Exercise » Each entry below should be returned exactly as is, with the pictures removed.

Recorded information »
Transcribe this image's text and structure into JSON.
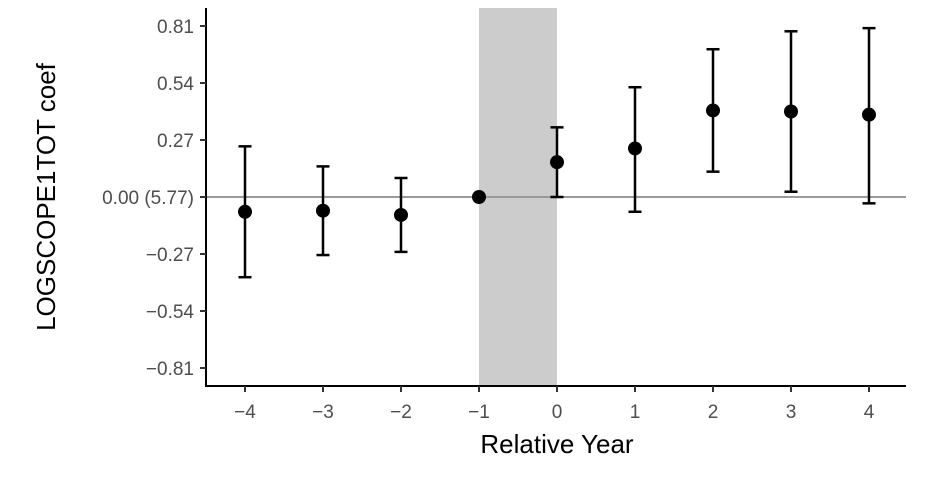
{
  "chart_data": {
    "type": "scatter",
    "subtype": "event-study point estimates with confidence interval error bars",
    "xlabel": "Relative Year",
    "ylabel": "LOGSCOPE1TOT coef",
    "x_ticks": [
      "−4",
      "−3",
      "−2",
      "−1",
      "0",
      "1",
      "2",
      "3",
      "4"
    ],
    "x_tick_values": [
      -4,
      -3,
      -2,
      -1,
      0,
      1,
      2,
      3,
      4
    ],
    "y_ticks": [
      "0.81",
      "0.54",
      "0.27",
      "0.00 (5.77)",
      "−0.27",
      "−0.54",
      "−0.81"
    ],
    "y_tick_values": [
      0.81,
      0.54,
      0.27,
      0.0,
      -0.27,
      -0.54,
      -0.81
    ],
    "xlim": [
      -4.5,
      4.5
    ],
    "ylim": [
      -0.9,
      0.9
    ],
    "reference_line_y": 0,
    "shaded_region_x": [
      -1,
      0
    ],
    "grid": false,
    "colors": {
      "points": "#000000",
      "reference_line": "#999999",
      "shaded_region": "#cccccc",
      "axis": "#000000"
    },
    "points": [
      {
        "x": -4,
        "y": -0.07,
        "lower": -0.38,
        "upper": 0.24
      },
      {
        "x": -3,
        "y": -0.065,
        "lower": -0.275,
        "upper": 0.145
      },
      {
        "x": -2,
        "y": -0.085,
        "lower": -0.26,
        "upper": 0.09
      },
      {
        "x": -1,
        "y": 0.0,
        "lower": null,
        "upper": null
      },
      {
        "x": 0,
        "y": 0.165,
        "lower": 0.0,
        "upper": 0.33
      },
      {
        "x": 1,
        "y": 0.23,
        "lower": -0.07,
        "upper": 0.52
      },
      {
        "x": 2,
        "y": 0.41,
        "lower": 0.12,
        "upper": 0.7
      },
      {
        "x": 3,
        "y": 0.405,
        "lower": 0.025,
        "upper": 0.785
      },
      {
        "x": 4,
        "y": 0.39,
        "lower": -0.03,
        "upper": 0.8
      }
    ]
  }
}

Output below »
Transcribe this image's text and structure into JSON.
{
  "chart_data": {
    "type": "scatter",
    "subtype": "event-study point estimates with confidence interval error bars",
    "xlabel": "Relative Year",
    "ylabel": "LOGSCOPE1TOT coef",
    "x_ticks": [
      "−4",
      "−3",
      "−2",
      "−1",
      "0",
      "1",
      "2",
      "3",
      "4"
    ],
    "x_tick_values": [
      -4,
      -3,
      -2,
      -1,
      0,
      1,
      2,
      3,
      4
    ],
    "y_ticks": [
      "0.81",
      "0.54",
      "0.27",
      "0.00 (5.77)",
      "−0.27",
      "−0.54",
      "−0.81"
    ],
    "y_tick_values": [
      0.81,
      0.54,
      0.27,
      0.0,
      -0.27,
      -0.54,
      -0.81
    ],
    "xlim": [
      -4.5,
      4.5
    ],
    "ylim": [
      -0.9,
      0.9
    ],
    "reference_line_y": 0,
    "shaded_region_x": [
      -1,
      0
    ],
    "grid": false,
    "colors": {
      "points": "#000000",
      "reference_line": "#999999",
      "shaded_region": "#cccccc",
      "axis": "#000000"
    },
    "points": [
      {
        "x": -4,
        "y": -0.07,
        "lower": -0.38,
        "upper": 0.24
      },
      {
        "x": -3,
        "y": -0.065,
        "lower": -0.275,
        "upper": 0.145
      },
      {
        "x": -2,
        "y": -0.085,
        "lower": -0.26,
        "upper": 0.09
      },
      {
        "x": -1,
        "y": 0.0,
        "lower": null,
        "upper": null
      },
      {
        "x": 0,
        "y": 0.165,
        "lower": 0.0,
        "upper": 0.33
      },
      {
        "x": 1,
        "y": 0.23,
        "lower": -0.07,
        "upper": 0.52
      },
      {
        "x": 2,
        "y": 0.41,
        "lower": 0.12,
        "upper": 0.7
      },
      {
        "x": 3,
        "y": 0.405,
        "lower": 0.025,
        "upper": 0.785
      },
      {
        "x": 4,
        "y": 0.39,
        "lower": -0.03,
        "upper": 0.8
      }
    ]
  }
}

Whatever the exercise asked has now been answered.